▶ EXERCISE GOAL:
Every line of the material below must be repeated exactly.

** begin PROVIDED RECORDS **

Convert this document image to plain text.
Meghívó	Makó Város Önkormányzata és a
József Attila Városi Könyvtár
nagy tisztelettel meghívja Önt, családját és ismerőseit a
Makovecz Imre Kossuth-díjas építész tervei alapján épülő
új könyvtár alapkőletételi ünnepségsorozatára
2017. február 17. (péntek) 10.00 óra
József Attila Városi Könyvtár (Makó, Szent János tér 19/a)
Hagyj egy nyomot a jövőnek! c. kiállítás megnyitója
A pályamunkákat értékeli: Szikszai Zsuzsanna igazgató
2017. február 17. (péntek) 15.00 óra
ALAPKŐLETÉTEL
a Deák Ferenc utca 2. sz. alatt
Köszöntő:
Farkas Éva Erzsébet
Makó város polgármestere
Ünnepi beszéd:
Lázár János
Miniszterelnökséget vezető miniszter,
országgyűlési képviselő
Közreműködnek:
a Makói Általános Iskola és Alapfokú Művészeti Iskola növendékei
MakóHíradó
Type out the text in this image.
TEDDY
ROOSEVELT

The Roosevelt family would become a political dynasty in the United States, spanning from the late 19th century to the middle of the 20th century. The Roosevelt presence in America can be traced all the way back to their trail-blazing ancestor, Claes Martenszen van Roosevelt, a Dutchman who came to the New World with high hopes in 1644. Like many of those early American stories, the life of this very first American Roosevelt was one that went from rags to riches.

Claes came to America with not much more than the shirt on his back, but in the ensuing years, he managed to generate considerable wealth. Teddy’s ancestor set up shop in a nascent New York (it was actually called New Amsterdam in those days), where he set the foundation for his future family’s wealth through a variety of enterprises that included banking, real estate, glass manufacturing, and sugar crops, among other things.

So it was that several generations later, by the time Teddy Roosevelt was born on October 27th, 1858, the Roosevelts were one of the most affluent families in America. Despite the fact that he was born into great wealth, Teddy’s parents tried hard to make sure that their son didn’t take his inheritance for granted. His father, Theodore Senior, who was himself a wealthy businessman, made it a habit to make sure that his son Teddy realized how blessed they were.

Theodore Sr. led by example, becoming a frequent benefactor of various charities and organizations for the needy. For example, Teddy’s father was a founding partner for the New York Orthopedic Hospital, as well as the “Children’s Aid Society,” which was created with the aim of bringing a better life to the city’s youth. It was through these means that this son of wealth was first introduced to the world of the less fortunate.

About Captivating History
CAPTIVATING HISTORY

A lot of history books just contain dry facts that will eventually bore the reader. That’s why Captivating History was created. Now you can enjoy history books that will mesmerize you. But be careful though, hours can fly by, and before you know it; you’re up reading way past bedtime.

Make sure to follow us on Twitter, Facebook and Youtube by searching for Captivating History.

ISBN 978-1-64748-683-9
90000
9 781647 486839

** end PROVIDED RECORDS **

▶ EXERCISE SOLUTION:
Convert this document image to plain text.
Meghívó	Makó Város Önkormányzata és a
József Attila Városi Könyvtár
nagy tisztelettel meghívja Önt, családját és ismerőseit a
Makovecz Imre Kossuth-díjas építész tervei alapján épülő
új könyvtár alapkőletételi ünnepségsorozatára
2017. február 17. (péntek) 10.00 óra
József Attila Városi Könyvtár (Makó, Szent János tér 19/a)
Hagyj egy nyomot a jövőnek! c. kiállítás megnyitója
A pályamunkákat értékeli: Szikszai Zsuzsanna igazgató
2017. február 17. (péntek) 15.00 óra
ALAPKŐLETÉTEL
a Deák Ferenc utca 2. sz. alatt
Köszöntő:
Farkas Éva Erzsébet
Makó város polgármestere
Ünnepi beszéd:
Lázár János
Miniszterelnökséget vezető miniszter,
országgyűlési képviselő
Közreműködnek:
a Makói Általános Iskola és Alapfokú Művészeti Iskola növendékei
MakóHíradó
Type out the text in this image.
TEDDY
ROOSEVELT

The Roosevelt family would become a political dynasty in the United States, spanning from the late 19th century to the middle of the 20th century. The Roosevelt presence in America can be traced all the way back to their trail-blazing ancestor, Claes Martenszen van Roosevelt, a Dutchman who came to the New World with high hopes in 1644. Like many of those early American stories, the life of this very first American Roosevelt was one that went from rags to riches.

Claes came to America with not much more than the shirt on his back, but in the ensuing years, he managed to generate considerable wealth. Teddy’s ancestor set up shop in a nascent New York (it was actually called New Amsterdam in those days), where he set the foundation for his future family’s wealth through a variety of enterprises that included banking, real estate, glass manufacturing, and sugar crops, among other things.

So it was that several generations later, by the time Teddy Roosevelt was born on October 27th, 1858, the Roosevelts were one of the most affluent families in America. Despite the fact that he was born into great wealth, Teddy’s parents tried hard to make sure that their son didn’t take his inheritance for granted. His father, Theodore Senior, who was himself a wealthy businessman, made it a habit to make sure that his son Teddy realized how blessed they were.

Theodore Sr. led by example, becoming a frequent benefactor of various charities and organizations for the needy. For example, Teddy’s father was a founding partner for the New York Orthopedic Hospital, as well as the “Children’s Aid Society,” which was created with the aim of bringing a better life to the city’s youth. It was through these means that this son of wealth was first introduced to the world of the less fortunate.

About Captivating History
CAPTIVATING HISTORY

A lot of history books just contain dry facts that will eventually bore the reader. That’s why Captivating History was created. Now you can enjoy history books that will mesmerize you. But be careful though, hours can fly by, and before you know it; you’re up reading way past bedtime.

Make sure to follow us on Twitter, Facebook and Youtube by searching for Captivating History.

ISBN 978-1-64748-683-9
90000
9 781647 486839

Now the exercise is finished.